• **JOB**
Leaving out the pictures, please retype each record exactly.

• **PROVIDED RECORDS**
#####

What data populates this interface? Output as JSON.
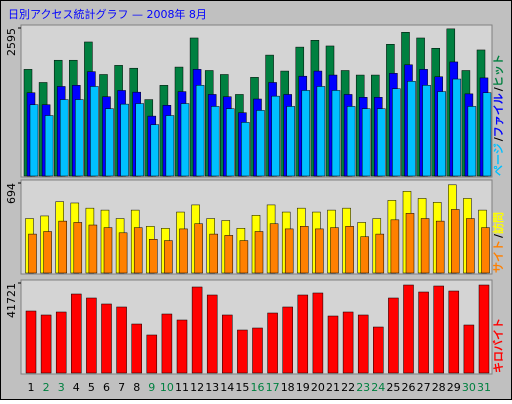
{
  "chart_data": [
    {
      "type": "bar",
      "title": "日別アクセス統計グラフ — 2008年 8月",
      "ylim": [
        0,
        2595
      ],
      "yticks": [
        2595
      ],
      "legend_separator": "/",
      "series": [
        {
          "name": "ヒット",
          "color": "#008040",
          "values": [
            1870,
            1640,
            2030,
            2030,
            2350,
            1780,
            1940,
            1890,
            1340,
            1590,
            1910,
            2420,
            1850,
            1780,
            1430,
            1730,
            2120,
            1840,
            2260,
            2380,
            2280,
            1850,
            1770,
            1770,
            2310,
            2520,
            2420,
            2240,
            2580,
            1850,
            2210
          ]
        },
        {
          "name": "ファイル",
          "color": "#0000ff",
          "values": [
            1460,
            1250,
            1570,
            1590,
            1830,
            1390,
            1500,
            1470,
            1050,
            1240,
            1480,
            1870,
            1430,
            1390,
            1110,
            1350,
            1640,
            1430,
            1750,
            1840,
            1770,
            1430,
            1380,
            1380,
            1800,
            1950,
            1870,
            1740,
            2000,
            1440,
            1720
          ]
        },
        {
          "name": "ページ",
          "color": "#00c0ff",
          "values": [
            1250,
            1060,
            1340,
            1340,
            1570,
            1180,
            1260,
            1270,
            900,
            1060,
            1270,
            1590,
            1220,
            1180,
            940,
            1150,
            1400,
            1220,
            1500,
            1570,
            1500,
            1220,
            1180,
            1180,
            1530,
            1660,
            1590,
            1480,
            1700,
            1220,
            1460
          ]
        }
      ]
    },
    {
      "type": "bar",
      "ylim": [
        0,
        694
      ],
      "yticks": [
        694
      ],
      "legend_separator": "/",
      "series": [
        {
          "name": "訪問",
          "color": "#ffff00",
          "values": [
            420,
            440,
            550,
            540,
            500,
            485,
            420,
            485,
            360,
            345,
            470,
            525,
            420,
            405,
            345,
            445,
            525,
            470,
            500,
            470,
            485,
            500,
            390,
            420,
            560,
            630,
            575,
            545,
            680,
            575,
            485
          ]
        },
        {
          "name": "サイト",
          "color": "#ff8000",
          "values": [
            300,
            320,
            400,
            390,
            370,
            350,
            310,
            350,
            260,
            250,
            340,
            380,
            300,
            290,
            250,
            320,
            380,
            340,
            360,
            340,
            350,
            360,
            280,
            300,
            410,
            460,
            420,
            400,
            490,
            420,
            350
          ]
        }
      ]
    },
    {
      "type": "bar",
      "ylim": [
        0,
        41721
      ],
      "yticks": [
        41721
      ],
      "categories": [
        "1",
        "2",
        "3",
        "4",
        "5",
        "6",
        "7",
        "8",
        "9",
        "10",
        "11",
        "12",
        "13",
        "14",
        "15",
        "16",
        "17",
        "18",
        "19",
        "20",
        "21",
        "22",
        "23",
        "24",
        "25",
        "26",
        "27",
        "28",
        "29",
        "30",
        "31"
      ],
      "category_colors": [
        "#000000",
        "#008040",
        "#008040",
        "#000000",
        "#000000",
        "#000000",
        "#000000",
        "#000000",
        "#008040",
        "#008040",
        "#000000",
        "#000000",
        "#000000",
        "#000000",
        "#000000",
        "#008040",
        "#008040",
        "#000000",
        "#000000",
        "#000000",
        "#000000",
        "#000000",
        "#008040",
        "#008040",
        "#000000",
        "#000000",
        "#000000",
        "#000000",
        "#000000",
        "#008040",
        "#008040"
      ],
      "series": [
        {
          "name": "キロバイト",
          "color": "#ff0000",
          "values": [
            28740,
            26890,
            28280,
            36620,
            34770,
            31990,
            30600,
            22710,
            17620,
            27350,
            24570,
            39870,
            36160,
            26890,
            19930,
            20860,
            27810,
            30600,
            36160,
            37090,
            26420,
            28280,
            26890,
            21320,
            34770,
            40790,
            37550,
            40330,
            38010,
            22250,
            40790
          ]
        }
      ]
    }
  ]
}
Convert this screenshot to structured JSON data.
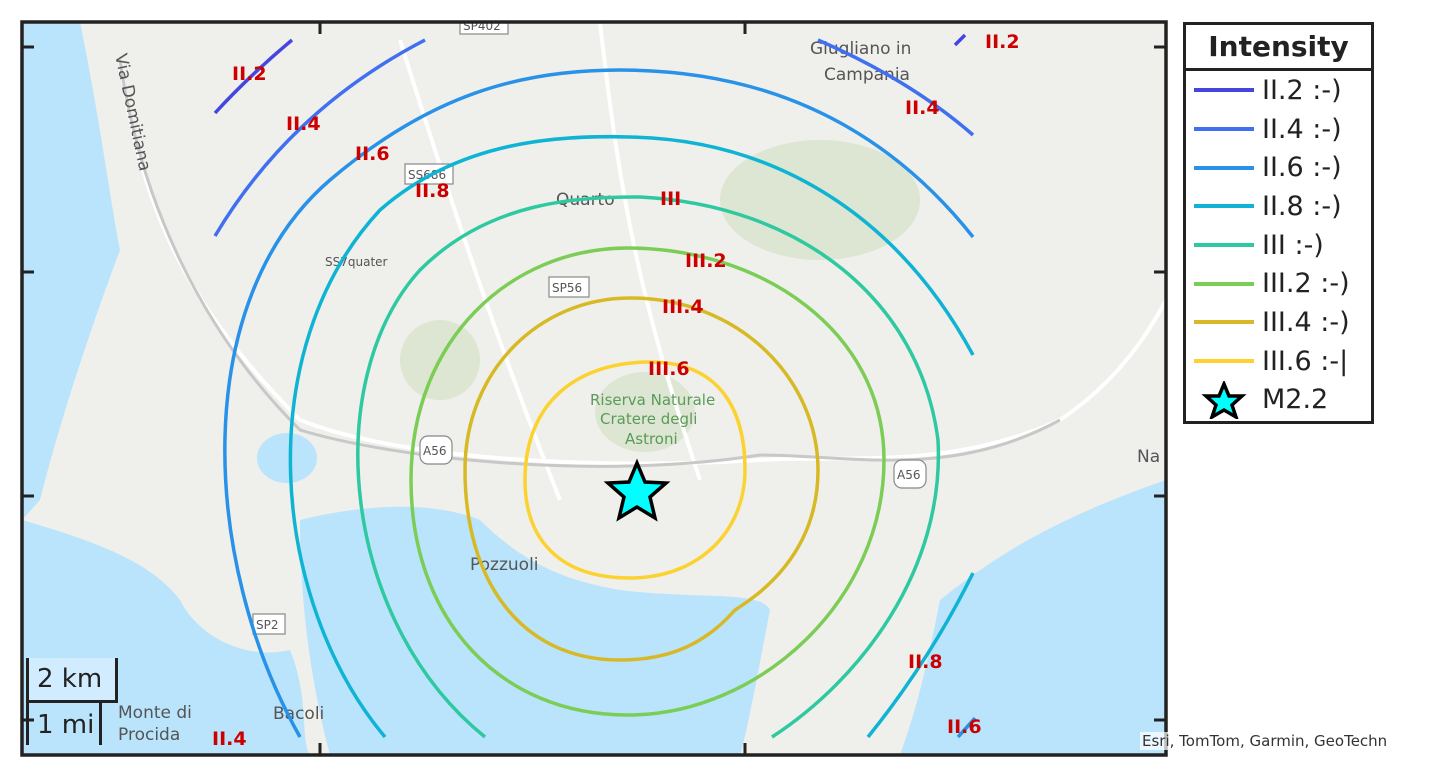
{
  "legend": {
    "title": "Intensity",
    "items": [
      {
        "label": "II.2 :-)",
        "color": "#4545e0"
      },
      {
        "label": "II.4 :-)",
        "color": "#4070f0"
      },
      {
        "label": "II.6 :-)",
        "color": "#2891e8"
      },
      {
        "label": "II.8 :-)",
        "color": "#0fb3d4"
      },
      {
        "label": "III :-)",
        "color": "#2ec9a0"
      },
      {
        "label": "III.2 :-)",
        "color": "#7ccd55"
      },
      {
        "label": "III.4 :-)",
        "color": "#d7b926"
      },
      {
        "label": "III.6 :-|",
        "color": "#fbd230"
      }
    ],
    "epicenter": {
      "label": "M2.2",
      "icon": "star-icon",
      "color": "#00ffff"
    }
  },
  "contour_labels": [
    "II.2",
    "II.4",
    "II.6",
    "II.8",
    "III",
    "III.2",
    "III.4",
    "III.6",
    "II.2",
    "II.4",
    "II.8",
    "II.6",
    "II.4"
  ],
  "map_labels": {
    "via_domitiana": "Via Domitiana",
    "sp402": "SP402",
    "giugliano1": "Giugliano in",
    "giugliano2": "Campania",
    "ss686": "SS686",
    "quarto": "Quarto",
    "ss7quater": "SS7quater",
    "sp56": "SP56",
    "astroni1": "Riserva Naturale",
    "astroni2": "Cratere degli",
    "astroni3": "Astroni",
    "a56a": "A56",
    "a56b": "A56",
    "pozzuoli": "Pozzuoli",
    "sp2": "SP2",
    "monte1": "Monte di",
    "monte2": "Procida",
    "bacoli": "Bacoli",
    "napoli": "Na"
  },
  "scale": {
    "km": "2 km",
    "mi": "1 mi"
  },
  "attribution": "Esri, TomTom, Garmin, GeoTechn"
}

#####

• **THE COMPLETED TASK**
What data populates this interface? Output as JSON.
{
  "chart_data": [
    {
      "type": "bar",
      "title": "日別アクセス統計グラフ — 2008年 8月",
      "ylim": [
        0,
        2595
      ],
      "yticks": [
        2595
      ],
      "legend_separator": "/",
      "series": [
        {
          "name": "ヒット",
          "color": "#008040",
          "values": [
            1870,
            1640,
            2030,
            2030,
            2350,
            1780,
            1940,
            1890,
            1340,
            1590,
            1910,
            2420,
            1850,
            1780,
            1430,
            1730,
            2120,
            1840,
            2260,
            2380,
            2280,
            1850,
            1770,
            1770,
            2310,
            2520,
            2420,
            2240,
            2580,
            1850,
            2210
          ]
        },
        {
          "name": "ファイル",
          "color": "#0000ff",
          "values": [
            1460,
            1250,
            1570,
            1590,
            1830,
            1390,
            1500,
            1470,
            1050,
            1240,
            1480,
            1870,
            1430,
            1390,
            1110,
            1350,
            1640,
            1430,
            1750,
            1840,
            1770,
            1430,
            1380,
            1380,
            1800,
            1950,
            1870,
            1740,
            2000,
            1440,
            1720
          ]
        },
        {
          "name": "ページ",
          "color": "#00c0ff",
          "values": [
            1250,
            1060,
            1340,
            1340,
            1570,
            1180,
            1260,
            1270,
            900,
            1060,
            1270,
            1590,
            1220,
            1180,
            940,
            1150,
            1400,
            1220,
            1500,
            1570,
            1500,
            1220,
            1180,
            1180,
            1530,
            1660,
            1590,
            1480,
            1700,
            1220,
            1460
          ]
        }
      ]
    },
    {
      "type": "bar",
      "ylim": [
        0,
        694
      ],
      "yticks": [
        694
      ],
      "legend_separator": "/",
      "series": [
        {
          "name": "訪問",
          "color": "#ffff00",
          "values": [
            420,
            440,
            550,
            540,
            500,
            485,
            420,
            485,
            360,
            345,
            470,
            525,
            420,
            405,
            345,
            445,
            525,
            470,
            500,
            470,
            485,
            500,
            390,
            420,
            560,
            630,
            575,
            545,
            680,
            575,
            485
          ]
        },
        {
          "name": "サイト",
          "color": "#ff8000",
          "values": [
            300,
            320,
            400,
            390,
            370,
            350,
            310,
            350,
            260,
            250,
            340,
            380,
            300,
            290,
            250,
            320,
            380,
            340,
            360,
            340,
            350,
            360,
            280,
            300,
            410,
            460,
            420,
            400,
            490,
            420,
            350
          ]
        }
      ]
    },
    {
      "type": "bar",
      "ylim": [
        0,
        41721
      ],
      "yticks": [
        41721
      ],
      "categories": [
        "1",
        "2",
        "3",
        "4",
        "5",
        "6",
        "7",
        "8",
        "9",
        "10",
        "11",
        "12",
        "13",
        "14",
        "15",
        "16",
        "17",
        "18",
        "19",
        "20",
        "21",
        "22",
        "23",
        "24",
        "25",
        "26",
        "27",
        "28",
        "29",
        "30",
        "31"
      ],
      "category_colors": [
        "#000000",
        "#008040",
        "#008040",
        "#000000",
        "#000000",
        "#000000",
        "#000000",
        "#000000",
        "#008040",
        "#008040",
        "#000000",
        "#000000",
        "#000000",
        "#000000",
        "#000000",
        "#008040",
        "#008040",
        "#000000",
        "#000000",
        "#000000",
        "#000000",
        "#000000",
        "#008040",
        "#008040",
        "#000000",
        "#000000",
        "#000000",
        "#000000",
        "#000000",
        "#008040",
        "#008040"
      ],
      "series": [
        {
          "name": "キロバイト",
          "color": "#ff0000",
          "values": [
            28740,
            26890,
            28280,
            36620,
            34770,
            31990,
            30600,
            22710,
            17620,
            27350,
            24570,
            39870,
            36160,
            26890,
            19930,
            20860,
            27810,
            30600,
            36160,
            37090,
            26420,
            28280,
            26890,
            21320,
            34770,
            40790,
            37550,
            40330,
            38010,
            22250,
            40790
          ]
        }
      ]
    }
  ]
}
Convert this screenshot to structured JSON data.
{
  "legend": {
    "title": "Intensity",
    "items": [
      {
        "label": "II.2 :-)",
        "color": "#4545e0"
      },
      {
        "label": "II.4 :-)",
        "color": "#4070f0"
      },
      {
        "label": "II.6 :-)",
        "color": "#2891e8"
      },
      {
        "label": "II.8 :-)",
        "color": "#0fb3d4"
      },
      {
        "label": "III :-)",
        "color": "#2ec9a0"
      },
      {
        "label": "III.2 :-)",
        "color": "#7ccd55"
      },
      {
        "label": "III.4 :-)",
        "color": "#d7b926"
      },
      {
        "label": "III.6 :-|",
        "color": "#fbd230"
      }
    ],
    "epicenter": {
      "label": "M2.2",
      "icon": "star-icon",
      "color": "#00ffff"
    }
  },
  "contour_labels": [
    "II.2",
    "II.4",
    "II.6",
    "II.8",
    "III",
    "III.2",
    "III.4",
    "III.6",
    "II.2",
    "II.4",
    "II.8",
    "II.6",
    "II.4"
  ],
  "map_labels": {
    "via_domitiana": "Via Domitiana",
    "sp402": "SP402",
    "giugliano1": "Giugliano in",
    "giugliano2": "Campania",
    "ss686": "SS686",
    "quarto": "Quarto",
    "ss7quater": "SS7quater",
    "sp56": "SP56",
    "astroni1": "Riserva Naturale",
    "astroni2": "Cratere degli",
    "astroni3": "Astroni",
    "a56a": "A56",
    "a56b": "A56",
    "pozzuoli": "Pozzuoli",
    "sp2": "SP2",
    "monte1": "Monte di",
    "monte2": "Procida",
    "bacoli": "Bacoli",
    "napoli": "Na"
  },
  "scale": {
    "km": "2 km",
    "mi": "1 mi"
  },
  "attribution": "Esri, TomTom, Garmin, GeoTechn"
}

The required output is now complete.